To do: Each line containing the word "Pfingsten" should be found and copied.

(Dataset rows about figures)
------------------------------------------------
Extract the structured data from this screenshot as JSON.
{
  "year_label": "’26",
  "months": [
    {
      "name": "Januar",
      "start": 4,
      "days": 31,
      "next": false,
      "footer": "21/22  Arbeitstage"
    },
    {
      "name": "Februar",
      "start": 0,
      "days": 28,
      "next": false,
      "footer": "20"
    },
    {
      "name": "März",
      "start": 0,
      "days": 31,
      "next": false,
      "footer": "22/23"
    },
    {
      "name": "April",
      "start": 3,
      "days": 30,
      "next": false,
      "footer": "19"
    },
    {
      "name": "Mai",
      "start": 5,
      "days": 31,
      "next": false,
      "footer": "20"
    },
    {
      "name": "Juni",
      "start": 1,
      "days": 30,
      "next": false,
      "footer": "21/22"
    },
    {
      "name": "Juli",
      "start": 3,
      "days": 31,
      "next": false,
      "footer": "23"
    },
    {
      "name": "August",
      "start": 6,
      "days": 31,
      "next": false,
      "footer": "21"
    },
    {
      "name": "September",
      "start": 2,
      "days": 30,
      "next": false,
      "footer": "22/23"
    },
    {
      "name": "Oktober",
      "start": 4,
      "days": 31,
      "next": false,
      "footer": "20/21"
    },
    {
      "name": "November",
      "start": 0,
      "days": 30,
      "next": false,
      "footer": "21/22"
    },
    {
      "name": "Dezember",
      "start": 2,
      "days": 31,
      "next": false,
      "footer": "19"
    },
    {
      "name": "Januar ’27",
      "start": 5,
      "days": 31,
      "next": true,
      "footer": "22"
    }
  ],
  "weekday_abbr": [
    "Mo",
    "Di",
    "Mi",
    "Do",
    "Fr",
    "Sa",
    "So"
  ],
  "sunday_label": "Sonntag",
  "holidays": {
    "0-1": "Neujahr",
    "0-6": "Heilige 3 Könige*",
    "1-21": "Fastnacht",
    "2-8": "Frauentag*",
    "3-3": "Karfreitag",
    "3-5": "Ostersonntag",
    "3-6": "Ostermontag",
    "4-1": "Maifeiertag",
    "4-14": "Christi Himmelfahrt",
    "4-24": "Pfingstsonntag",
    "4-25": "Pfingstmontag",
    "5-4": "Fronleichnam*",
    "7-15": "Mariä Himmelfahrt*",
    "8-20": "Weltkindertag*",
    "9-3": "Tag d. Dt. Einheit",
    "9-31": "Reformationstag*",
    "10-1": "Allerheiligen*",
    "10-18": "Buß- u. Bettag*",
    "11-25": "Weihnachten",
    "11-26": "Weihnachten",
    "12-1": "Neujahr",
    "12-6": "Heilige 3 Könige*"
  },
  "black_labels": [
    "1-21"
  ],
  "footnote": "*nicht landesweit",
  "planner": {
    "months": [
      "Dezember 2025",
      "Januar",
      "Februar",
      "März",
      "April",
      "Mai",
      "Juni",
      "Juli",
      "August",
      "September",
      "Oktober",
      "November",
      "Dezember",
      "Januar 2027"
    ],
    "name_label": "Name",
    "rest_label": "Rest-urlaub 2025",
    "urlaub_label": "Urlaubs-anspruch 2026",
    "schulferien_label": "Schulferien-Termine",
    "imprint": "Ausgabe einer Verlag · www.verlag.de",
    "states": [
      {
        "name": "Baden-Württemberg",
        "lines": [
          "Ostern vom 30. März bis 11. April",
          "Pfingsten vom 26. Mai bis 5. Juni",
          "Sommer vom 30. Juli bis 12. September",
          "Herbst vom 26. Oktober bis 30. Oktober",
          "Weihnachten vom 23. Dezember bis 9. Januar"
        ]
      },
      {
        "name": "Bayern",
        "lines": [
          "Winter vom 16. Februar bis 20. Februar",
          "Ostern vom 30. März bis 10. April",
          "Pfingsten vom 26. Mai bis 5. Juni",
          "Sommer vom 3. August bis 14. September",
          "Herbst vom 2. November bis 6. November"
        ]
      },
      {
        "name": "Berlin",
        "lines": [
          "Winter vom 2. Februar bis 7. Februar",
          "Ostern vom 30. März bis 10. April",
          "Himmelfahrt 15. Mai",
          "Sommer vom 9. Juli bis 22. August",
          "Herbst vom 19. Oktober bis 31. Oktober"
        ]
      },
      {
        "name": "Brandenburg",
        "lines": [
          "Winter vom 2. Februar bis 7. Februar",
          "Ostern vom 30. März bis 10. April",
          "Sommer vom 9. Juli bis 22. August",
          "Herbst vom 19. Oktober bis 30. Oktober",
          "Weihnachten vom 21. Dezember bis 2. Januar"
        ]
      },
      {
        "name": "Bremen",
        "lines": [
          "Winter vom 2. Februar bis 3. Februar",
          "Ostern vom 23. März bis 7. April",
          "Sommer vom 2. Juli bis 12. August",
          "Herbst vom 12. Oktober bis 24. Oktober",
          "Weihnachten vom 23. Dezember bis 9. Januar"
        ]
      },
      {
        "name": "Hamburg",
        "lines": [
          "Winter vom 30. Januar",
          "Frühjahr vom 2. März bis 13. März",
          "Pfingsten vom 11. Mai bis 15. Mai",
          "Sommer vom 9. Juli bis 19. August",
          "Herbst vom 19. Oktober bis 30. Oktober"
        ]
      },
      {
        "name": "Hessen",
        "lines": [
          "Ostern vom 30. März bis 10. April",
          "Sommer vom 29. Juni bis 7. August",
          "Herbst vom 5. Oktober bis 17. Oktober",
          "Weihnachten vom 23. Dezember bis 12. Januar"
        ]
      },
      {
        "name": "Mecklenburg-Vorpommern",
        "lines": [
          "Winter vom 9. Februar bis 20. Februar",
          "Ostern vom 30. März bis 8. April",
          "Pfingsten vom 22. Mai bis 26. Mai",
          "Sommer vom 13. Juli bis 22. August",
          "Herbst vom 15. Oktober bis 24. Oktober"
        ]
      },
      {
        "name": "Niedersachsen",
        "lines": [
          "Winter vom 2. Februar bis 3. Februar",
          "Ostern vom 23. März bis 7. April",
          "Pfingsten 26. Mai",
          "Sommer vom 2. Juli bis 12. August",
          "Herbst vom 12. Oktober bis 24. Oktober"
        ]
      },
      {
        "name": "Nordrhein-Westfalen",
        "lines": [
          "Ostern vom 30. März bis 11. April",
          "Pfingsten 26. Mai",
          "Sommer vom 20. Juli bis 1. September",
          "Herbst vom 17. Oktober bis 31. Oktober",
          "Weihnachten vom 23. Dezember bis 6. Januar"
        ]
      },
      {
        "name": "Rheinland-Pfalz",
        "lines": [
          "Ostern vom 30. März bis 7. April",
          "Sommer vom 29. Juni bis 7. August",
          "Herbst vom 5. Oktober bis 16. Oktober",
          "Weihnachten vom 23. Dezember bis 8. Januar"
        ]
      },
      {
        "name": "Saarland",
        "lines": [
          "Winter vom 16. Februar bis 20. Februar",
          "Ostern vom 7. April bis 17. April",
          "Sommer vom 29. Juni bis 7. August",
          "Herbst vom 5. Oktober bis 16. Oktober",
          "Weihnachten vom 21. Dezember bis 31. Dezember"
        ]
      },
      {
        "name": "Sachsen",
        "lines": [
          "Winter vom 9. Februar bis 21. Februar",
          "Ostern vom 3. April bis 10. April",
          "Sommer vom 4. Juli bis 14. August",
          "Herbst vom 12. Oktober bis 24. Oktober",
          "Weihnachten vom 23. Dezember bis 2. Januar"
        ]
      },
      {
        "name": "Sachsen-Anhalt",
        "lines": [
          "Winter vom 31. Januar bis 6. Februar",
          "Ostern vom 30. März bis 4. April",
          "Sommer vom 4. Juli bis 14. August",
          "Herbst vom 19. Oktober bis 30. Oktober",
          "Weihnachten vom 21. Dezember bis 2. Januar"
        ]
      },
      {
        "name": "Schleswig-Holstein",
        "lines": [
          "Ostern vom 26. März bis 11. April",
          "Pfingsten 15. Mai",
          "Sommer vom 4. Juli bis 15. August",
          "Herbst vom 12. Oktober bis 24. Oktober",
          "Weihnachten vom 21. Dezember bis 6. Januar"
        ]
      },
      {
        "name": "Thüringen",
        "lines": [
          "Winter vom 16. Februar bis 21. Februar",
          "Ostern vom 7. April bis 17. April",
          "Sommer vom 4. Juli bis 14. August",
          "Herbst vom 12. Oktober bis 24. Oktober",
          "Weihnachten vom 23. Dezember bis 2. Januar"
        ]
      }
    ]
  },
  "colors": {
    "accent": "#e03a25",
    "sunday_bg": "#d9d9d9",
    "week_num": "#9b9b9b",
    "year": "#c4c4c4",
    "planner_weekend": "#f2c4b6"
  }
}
------------------------------------------------
Correct answer:
          "Pfingsten vom 26. Mai bis 5. Juni",
          "Pfingsten vom 26. Mai bis 5. Juni",
          "Pfingsten vom 11. Mai bis 15. Mai",
          "Pfingsten vom 22. Mai bis 26. Mai",
          "Pfingsten 26. Mai",
          "Pfingsten 26. Mai",
          "Pfingsten 15. Mai",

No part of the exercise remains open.